> [Given request] Return each line holding the string "color".

(Structured figure records)
* START *

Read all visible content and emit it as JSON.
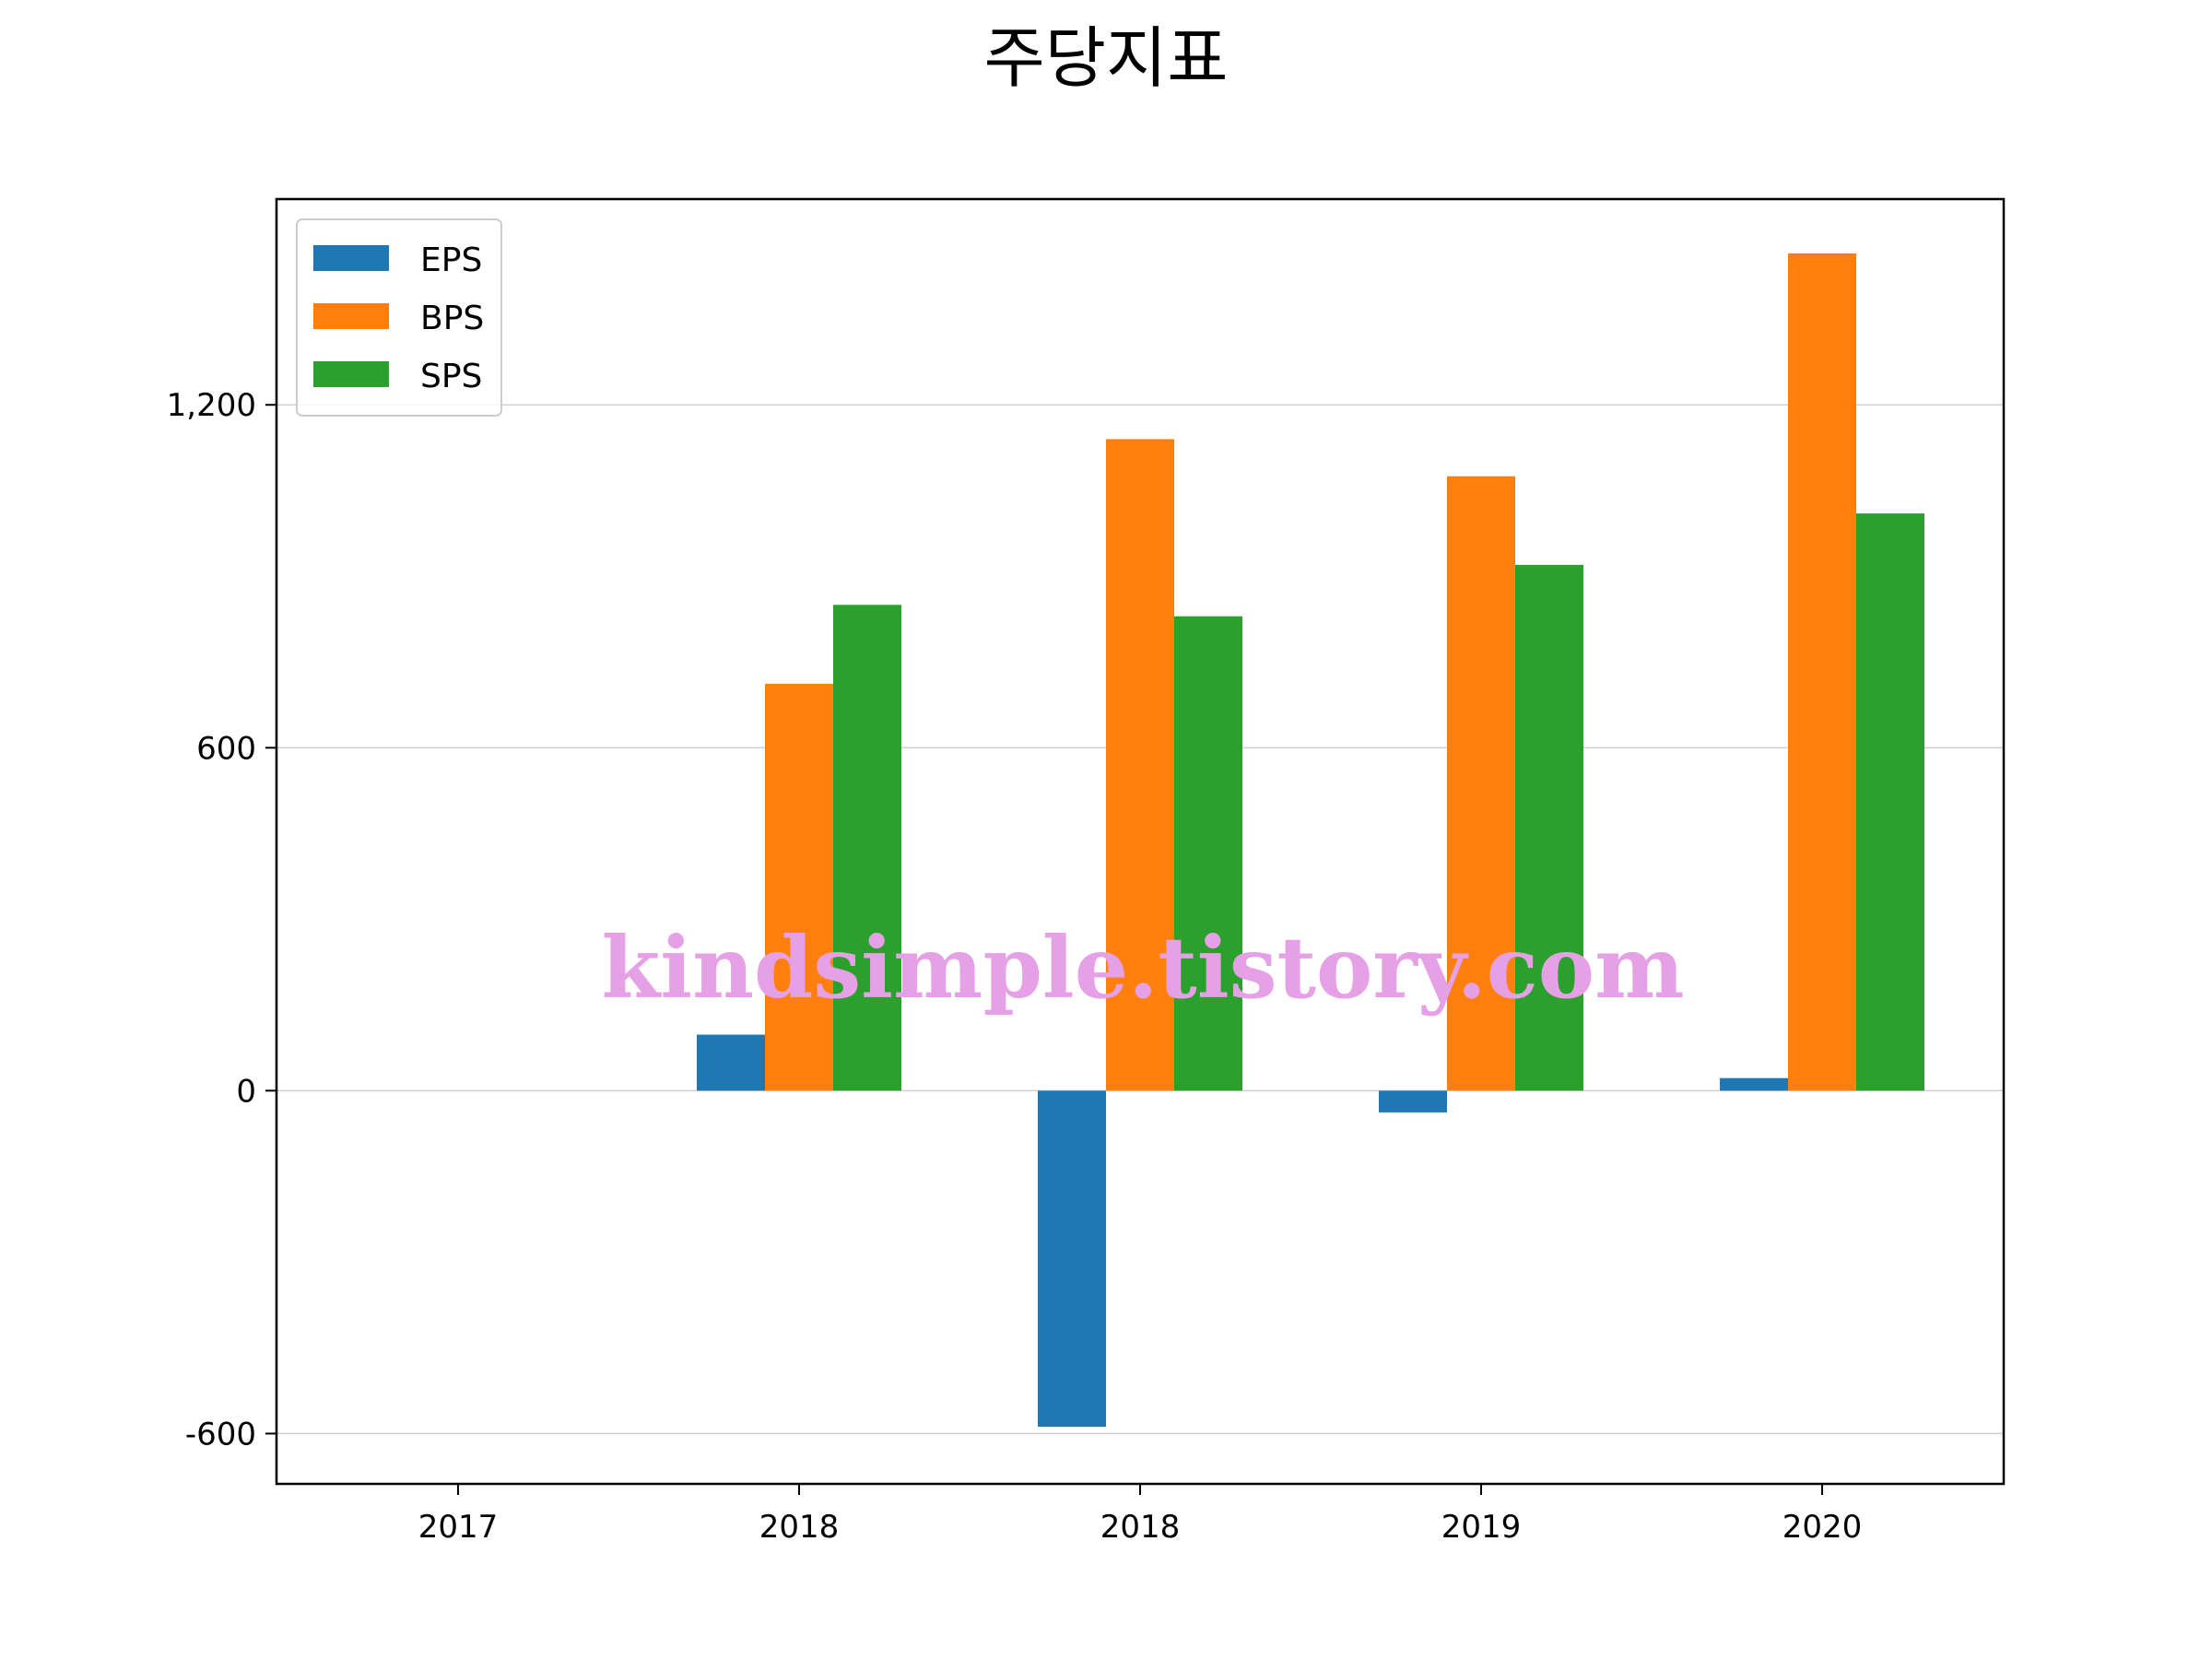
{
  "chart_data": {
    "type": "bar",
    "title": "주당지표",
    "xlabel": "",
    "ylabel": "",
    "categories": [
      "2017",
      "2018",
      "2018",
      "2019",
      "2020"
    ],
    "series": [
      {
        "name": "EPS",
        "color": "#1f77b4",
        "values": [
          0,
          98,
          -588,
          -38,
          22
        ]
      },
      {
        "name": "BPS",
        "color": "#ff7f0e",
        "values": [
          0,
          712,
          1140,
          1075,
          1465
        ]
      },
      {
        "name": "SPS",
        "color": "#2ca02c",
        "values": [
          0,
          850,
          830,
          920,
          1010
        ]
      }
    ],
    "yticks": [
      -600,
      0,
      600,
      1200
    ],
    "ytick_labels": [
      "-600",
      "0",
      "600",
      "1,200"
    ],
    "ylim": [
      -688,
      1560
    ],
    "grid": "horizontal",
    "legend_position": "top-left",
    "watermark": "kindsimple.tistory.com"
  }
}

* END *

> [Exercise result]
        "color": "#1f77b4",
        "color": "#ff7f0e",
        "color": "#2ca02c",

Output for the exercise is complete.